(Records from a data source)
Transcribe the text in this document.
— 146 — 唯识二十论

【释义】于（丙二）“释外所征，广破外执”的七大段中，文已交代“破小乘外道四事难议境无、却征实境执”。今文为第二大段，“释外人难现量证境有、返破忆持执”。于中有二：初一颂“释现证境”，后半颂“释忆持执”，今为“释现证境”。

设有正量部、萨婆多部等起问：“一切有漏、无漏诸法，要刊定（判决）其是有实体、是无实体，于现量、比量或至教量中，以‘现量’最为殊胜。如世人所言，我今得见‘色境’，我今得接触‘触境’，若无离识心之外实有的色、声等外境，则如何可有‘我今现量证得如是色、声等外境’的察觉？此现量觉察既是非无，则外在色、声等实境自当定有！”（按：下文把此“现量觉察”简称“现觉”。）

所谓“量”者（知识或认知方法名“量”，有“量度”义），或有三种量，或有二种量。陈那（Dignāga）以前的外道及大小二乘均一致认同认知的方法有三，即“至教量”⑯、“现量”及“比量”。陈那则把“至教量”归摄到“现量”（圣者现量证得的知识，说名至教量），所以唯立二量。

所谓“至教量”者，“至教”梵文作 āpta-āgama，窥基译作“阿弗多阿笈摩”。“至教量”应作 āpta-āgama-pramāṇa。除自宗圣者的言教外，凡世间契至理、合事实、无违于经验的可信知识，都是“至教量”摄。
==
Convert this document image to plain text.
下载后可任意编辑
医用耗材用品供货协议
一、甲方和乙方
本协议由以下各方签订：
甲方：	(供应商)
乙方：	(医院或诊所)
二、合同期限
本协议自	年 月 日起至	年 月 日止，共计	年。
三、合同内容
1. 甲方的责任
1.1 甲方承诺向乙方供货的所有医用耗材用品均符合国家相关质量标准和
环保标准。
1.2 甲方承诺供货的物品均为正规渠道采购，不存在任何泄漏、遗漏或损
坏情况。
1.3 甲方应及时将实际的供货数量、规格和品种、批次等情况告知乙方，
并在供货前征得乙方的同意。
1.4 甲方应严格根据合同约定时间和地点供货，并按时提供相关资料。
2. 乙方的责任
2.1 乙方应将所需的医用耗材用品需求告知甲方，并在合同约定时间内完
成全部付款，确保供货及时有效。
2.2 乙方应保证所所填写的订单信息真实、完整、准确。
...
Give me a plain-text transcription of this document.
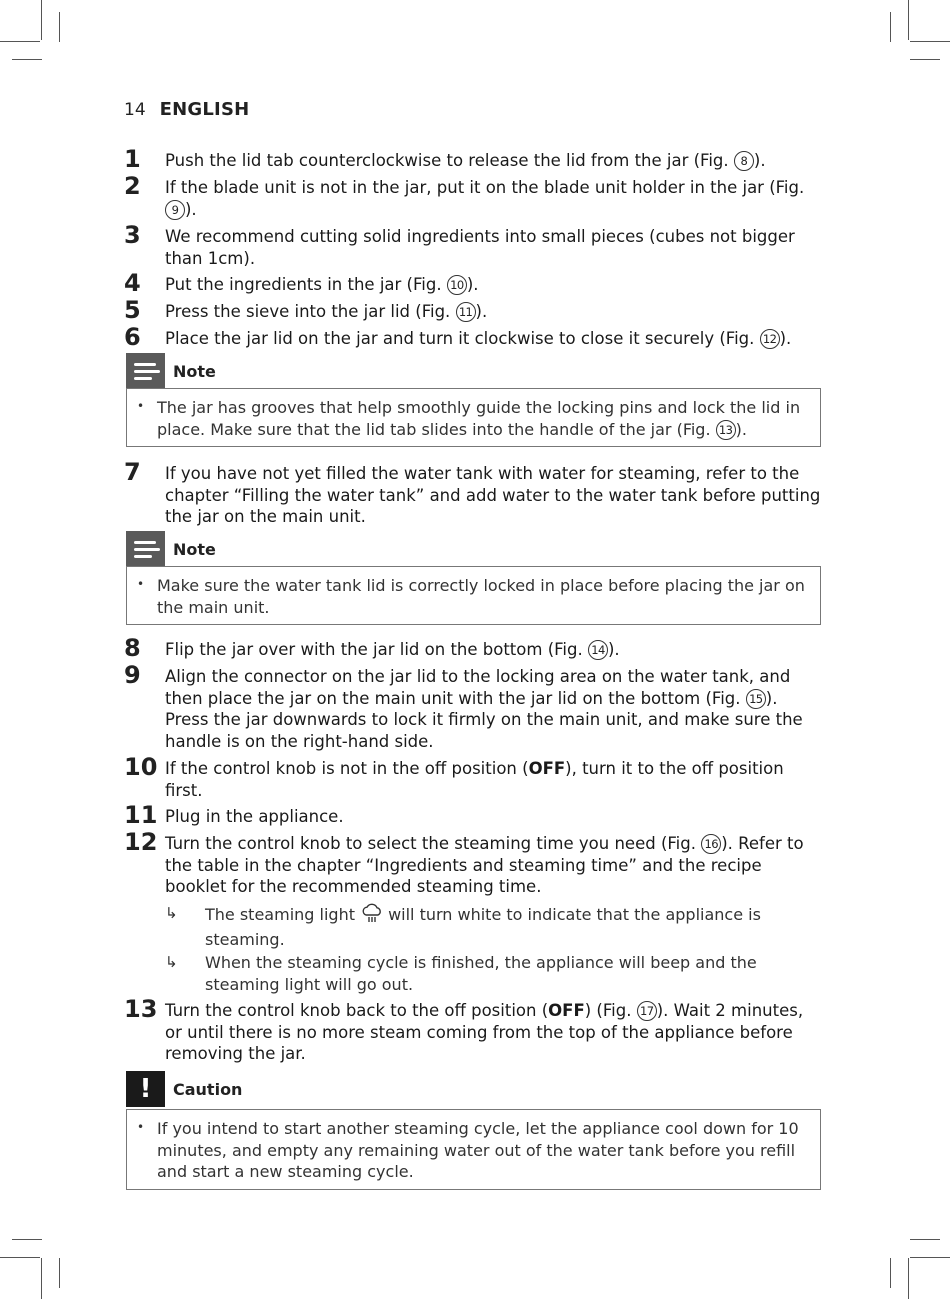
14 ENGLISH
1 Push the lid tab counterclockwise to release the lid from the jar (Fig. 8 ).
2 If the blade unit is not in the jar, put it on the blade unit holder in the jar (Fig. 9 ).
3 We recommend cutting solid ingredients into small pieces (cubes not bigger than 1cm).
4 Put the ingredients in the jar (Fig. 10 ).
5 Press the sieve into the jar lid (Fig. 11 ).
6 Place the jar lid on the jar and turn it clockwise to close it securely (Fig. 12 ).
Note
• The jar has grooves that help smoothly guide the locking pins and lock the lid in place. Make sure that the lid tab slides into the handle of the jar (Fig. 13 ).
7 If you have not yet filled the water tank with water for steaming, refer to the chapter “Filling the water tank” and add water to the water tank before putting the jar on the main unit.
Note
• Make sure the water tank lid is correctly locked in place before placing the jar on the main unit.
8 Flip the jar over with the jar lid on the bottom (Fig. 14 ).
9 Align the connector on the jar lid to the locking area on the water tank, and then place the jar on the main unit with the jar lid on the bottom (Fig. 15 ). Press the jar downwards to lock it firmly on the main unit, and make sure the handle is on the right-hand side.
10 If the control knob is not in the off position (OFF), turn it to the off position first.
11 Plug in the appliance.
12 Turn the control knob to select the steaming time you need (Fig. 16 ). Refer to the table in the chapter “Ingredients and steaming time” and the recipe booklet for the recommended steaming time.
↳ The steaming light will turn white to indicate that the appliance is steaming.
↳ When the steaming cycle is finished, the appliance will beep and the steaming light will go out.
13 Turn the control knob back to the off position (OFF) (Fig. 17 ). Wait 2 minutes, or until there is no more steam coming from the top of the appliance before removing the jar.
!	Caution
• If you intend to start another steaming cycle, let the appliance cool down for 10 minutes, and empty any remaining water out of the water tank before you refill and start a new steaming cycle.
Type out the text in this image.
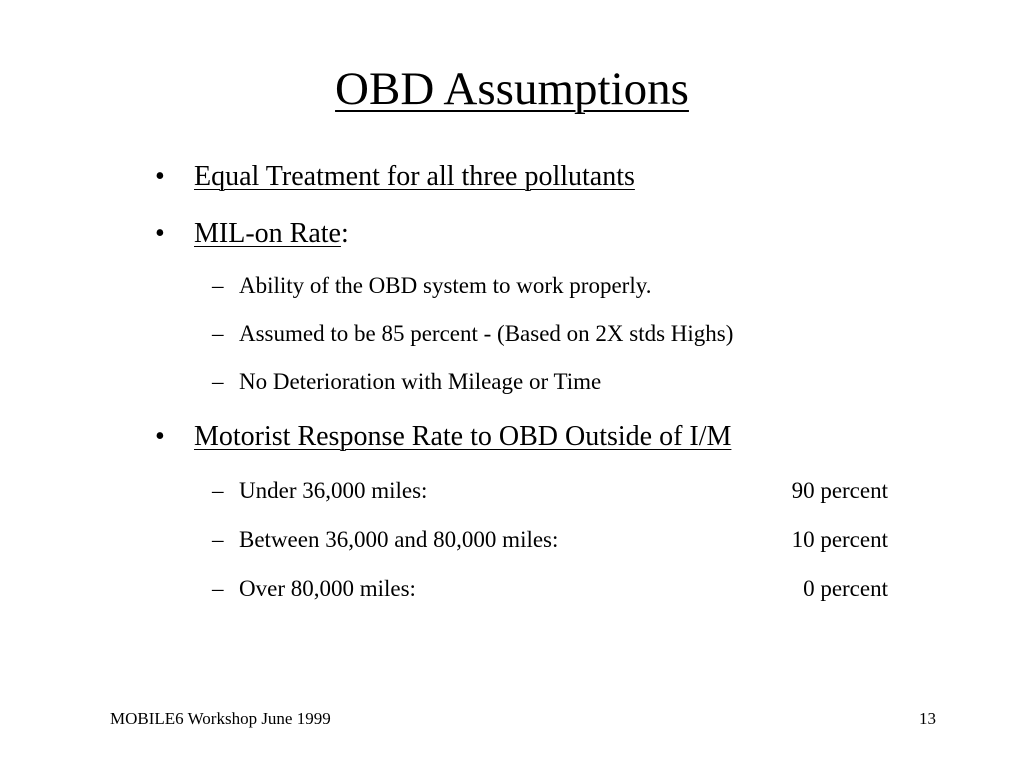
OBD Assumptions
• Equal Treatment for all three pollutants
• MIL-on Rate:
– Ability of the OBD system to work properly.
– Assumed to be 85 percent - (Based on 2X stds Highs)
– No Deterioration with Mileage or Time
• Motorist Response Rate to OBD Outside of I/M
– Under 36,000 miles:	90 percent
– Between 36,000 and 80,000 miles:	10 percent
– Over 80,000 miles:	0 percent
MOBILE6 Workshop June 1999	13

[Task goal]:
Which lines hold the word "that"? Copy each of them from the records.

[Task solution]:
• The jar has grooves that help smoothly guide the locking pins and lock the lid in place. Make sure that the lid tab slides into the handle of the jar (Fig. 13 ).
↳ The steaming light will turn white to indicate that the appliance is steaming.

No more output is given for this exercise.